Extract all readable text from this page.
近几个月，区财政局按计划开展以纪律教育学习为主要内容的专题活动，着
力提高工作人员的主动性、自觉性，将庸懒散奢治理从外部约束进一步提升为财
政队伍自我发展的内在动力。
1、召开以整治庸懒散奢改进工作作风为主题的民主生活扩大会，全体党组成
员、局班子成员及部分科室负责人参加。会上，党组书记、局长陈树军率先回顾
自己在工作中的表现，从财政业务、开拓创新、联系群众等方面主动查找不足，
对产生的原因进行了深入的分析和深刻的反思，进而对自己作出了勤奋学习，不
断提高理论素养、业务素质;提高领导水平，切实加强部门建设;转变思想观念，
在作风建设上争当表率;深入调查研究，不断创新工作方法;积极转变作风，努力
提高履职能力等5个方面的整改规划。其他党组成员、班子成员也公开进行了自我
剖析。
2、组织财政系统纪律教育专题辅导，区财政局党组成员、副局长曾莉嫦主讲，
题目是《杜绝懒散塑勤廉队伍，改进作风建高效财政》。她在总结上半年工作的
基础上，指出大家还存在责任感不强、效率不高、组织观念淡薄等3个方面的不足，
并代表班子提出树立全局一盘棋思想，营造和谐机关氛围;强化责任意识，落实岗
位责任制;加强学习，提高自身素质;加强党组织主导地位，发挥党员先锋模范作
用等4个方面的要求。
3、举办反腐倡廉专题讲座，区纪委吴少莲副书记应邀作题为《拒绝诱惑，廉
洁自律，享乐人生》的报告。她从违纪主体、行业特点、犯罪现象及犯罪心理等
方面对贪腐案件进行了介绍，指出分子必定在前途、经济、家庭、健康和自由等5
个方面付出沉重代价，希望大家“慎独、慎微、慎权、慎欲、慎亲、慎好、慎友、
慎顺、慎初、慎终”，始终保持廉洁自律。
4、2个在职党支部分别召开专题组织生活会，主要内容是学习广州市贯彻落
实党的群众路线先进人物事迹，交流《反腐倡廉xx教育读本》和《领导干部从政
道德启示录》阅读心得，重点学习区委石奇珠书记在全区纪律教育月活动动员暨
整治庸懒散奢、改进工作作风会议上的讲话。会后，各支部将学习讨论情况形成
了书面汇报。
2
-*-*-
The exercise: Copy each line of the data exactly, leaving nothing out.

The reply:
Extract all readable text from this page.
近几个月，区财政局按计划开展以纪律教育学习为主要内容的专题活动，着
力提高工作人员的主动性、自觉性，将庸懒散奢治理从外部约束进一步提升为财
政队伍自我发展的内在动力。
1、召开以整治庸懒散奢改进工作作风为主题的民主生活扩大会，全体党组成
员、局班子成员及部分科室负责人参加。会上，党组书记、局长陈树军率先回顾
自己在工作中的表现，从财政业务、开拓创新、联系群众等方面主动查找不足，
对产生的原因进行了深入的分析和深刻的反思，进而对自己作出了勤奋学习，不
断提高理论素养、业务素质;提高领导水平，切实加强部门建设;转变思想观念，
在作风建设上争当表率;深入调查研究，不断创新工作方法;积极转变作风，努力
提高履职能力等5个方面的整改规划。其他党组成员、班子成员也公开进行了自我
剖析。
2、组织财政系统纪律教育专题辅导，区财政局党组成员、副局长曾莉嫦主讲，
题目是《杜绝懒散塑勤廉队伍，改进作风建高效财政》。她在总结上半年工作的
基础上，指出大家还存在责任感不强、效率不高、组织观念淡薄等3个方面的不足，
并代表班子提出树立全局一盘棋思想，营造和谐机关氛围;强化责任意识，落实岗
位责任制;加强学习，提高自身素质;加强党组织主导地位，发挥党员先锋模范作
用等4个方面的要求。
3、举办反腐倡廉专题讲座，区纪委吴少莲副书记应邀作题为《拒绝诱惑，廉
洁自律，享乐人生》的报告。她从违纪主体、行业特点、犯罪现象及犯罪心理等
方面对贪腐案件进行了介绍，指出分子必定在前途、经济、家庭、健康和自由等5
个方面付出沉重代价，希望大家“慎独、慎微、慎权、慎欲、慎亲、慎好、慎友、
慎顺、慎初、慎终”，始终保持廉洁自律。
4、2个在职党支部分别召开专题组织生活会，主要内容是学习广州市贯彻落
实党的群众路线先进人物事迹，交流《反腐倡廉xx教育读本》和《领导干部从政
道德启示录》阅读心得，重点学习区委石奇珠书记在全区纪律教育月活动动员暨
整治庸懒散奢、改进工作作风会议上的讲话。会后，各支部将学习讨论情况形成
了书面汇报。
2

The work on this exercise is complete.